Reading text:
·····

Xijiang (西江镇 (西江鎮, Xījiāng Zhèn); Hmu: Fangb Dlib Jangl) is a rural town in Leishan County, Guizhou, China. As of the 2016 census it had a population of 20,000 and an area of 187.8 km2. The town is renowned for its Miao Villages and their custom and human relationships.
Xijiang Qianhu Miao Village built unique wooden stilted buildings in the middle of the mountain. More than 1,000 stilted buildings are stacked with mountains and peaks as the terrain changes. The main attractions in Xijiang Qianhu Miao Village include Xijiang Miao Museum, Drum Head House, Hulu Head House, Brewing Workshop, Embroidery Workshop, Batik Workshop, Silver Decoration Workshop, Observation Deck, Karge Ancient Road, Pastoral Sightseeing Area, etc. Xijiang Qianhu Miao Village is an open-air museum that displays an epic about the development of the Miao nationality and has become a grandstand for viewing and studying the traditional culture of the Miao nationality.

==History==
On 14 October 2016, the town was listed among the first group of "Distinctive Towns in China" by the National Development and Reform Commission, Ministry of Finance and Ministry of Housing and Urban-Rural Development.

In November 2017, it was inscribed to the National Civilized Villages and Towns's List.

==Administrative division==
As of 2016, the town is divided into twenty-one villages and one community:
- Xijiang Community (西江镇社区)
- Changwu Village (长乌村)
- Ganrong Village (干荣村)

·····

(Saved data entries)

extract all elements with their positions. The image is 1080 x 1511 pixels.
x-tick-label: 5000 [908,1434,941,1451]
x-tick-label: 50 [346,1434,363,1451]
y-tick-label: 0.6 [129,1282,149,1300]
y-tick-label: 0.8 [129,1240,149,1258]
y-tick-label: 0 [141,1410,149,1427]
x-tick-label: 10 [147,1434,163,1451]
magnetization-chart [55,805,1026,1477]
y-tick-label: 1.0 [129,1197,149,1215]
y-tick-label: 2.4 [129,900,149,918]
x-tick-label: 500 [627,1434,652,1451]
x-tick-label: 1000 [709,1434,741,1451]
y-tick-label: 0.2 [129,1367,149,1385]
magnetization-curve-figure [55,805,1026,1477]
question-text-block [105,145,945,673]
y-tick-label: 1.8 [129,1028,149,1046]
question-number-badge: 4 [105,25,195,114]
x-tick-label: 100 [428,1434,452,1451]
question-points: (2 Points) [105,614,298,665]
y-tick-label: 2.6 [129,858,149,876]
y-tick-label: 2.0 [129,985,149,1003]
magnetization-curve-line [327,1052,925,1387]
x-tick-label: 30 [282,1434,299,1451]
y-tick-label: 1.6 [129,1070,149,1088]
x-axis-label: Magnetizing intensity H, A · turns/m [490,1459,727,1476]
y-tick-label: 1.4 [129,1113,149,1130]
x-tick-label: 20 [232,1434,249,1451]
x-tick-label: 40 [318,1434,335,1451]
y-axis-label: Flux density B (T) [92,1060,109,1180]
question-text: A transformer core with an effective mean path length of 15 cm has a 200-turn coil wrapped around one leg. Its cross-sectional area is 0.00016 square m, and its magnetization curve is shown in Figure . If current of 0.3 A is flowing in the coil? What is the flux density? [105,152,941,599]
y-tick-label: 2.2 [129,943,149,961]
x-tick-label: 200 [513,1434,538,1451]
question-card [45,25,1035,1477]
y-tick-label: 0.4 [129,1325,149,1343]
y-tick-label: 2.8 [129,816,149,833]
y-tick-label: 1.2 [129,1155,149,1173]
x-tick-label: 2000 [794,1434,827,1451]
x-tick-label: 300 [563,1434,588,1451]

·····

Actions to take:
**1.** Decide whether each statement agrees with the Xijiang passage, answering yes or no and quoting the words of the passage that settle it: (a) The town had a population of 20,000 as of the 2016 census. (b) The town was placed on the "Distinctive Towns in China" list in November 2017. (c) As of 2016, the town is divided into twenty villages and one community.
**2.** Summarize the Xijiang passage in two sentences.
**3.** Carry the Xijiang passage forward from its last line.
The records have no connection to the Xijiang passage.

Responses in order:
**1.**
(a) Yes: "As of the 2016 census it had a population of 20,000"
(b) No: "On 14 October 2016, the town was listed among the first group of "Distinctive Towns in China""
(c) No: "the town is divided into twenty-one villages and one community"

**2.** Xijiang is a rural town in Leishan County, Guizhou, China, with a population of 20,000 as of the 2016 census, and it is renowned for its Miao villages. Its Qianhu Miao Village has more than 1,000 wooden stilted buildings and is an open-air museum of Miao traditional culture, and the town was named one of the "Distinctive Towns in China" in 2016 and added to the National Civilized Villages and Towns's List in 2017.

**3.**
- Kaijue Village (开觉村)
- Buzi Village (堡子村)
- Maliao Village (麻料村)
- Kongbai Village (控拜村)
- Wugao Village (乌高村)
- Liancheng Village (连城村)
- Yingshang Village (营上村)
- Baibi Village (白碧村)
- Maobiling Village (猫鼻岭村)
- Longtang Village (龙塘村)
- Beijiang Village (北建村)
- Yangwu Village (羊吾村)
- Zhongzhai Village (中寨村)
- Huangli Village (黄里村)
- Dalong Village (大龙村)
- Xiaolong Village (小龙村)
- Wuyao Village (乌尧村)
- Jiaoyao Village (脚尧村)
- Xijiang Village (西江村)

==Geography==
It is surrounded by Paiyang Township of Taijiang County on the northeast, Fangxiang Township on the east, Sankeshu Town of Kaili on the west, and Danjiang Town on the south.

==Economy==
The economy is supported primarily by tourism and Chinese herbal medicine.

The area contains a rich supply of silicon, arsenic, lead, and zinc.

==Transportation==
S63 is a north-south highway in the town.

==Attractions==
Miao Stockade Village of Thousand Households (千户苗寨) is a famous scenic spot in China.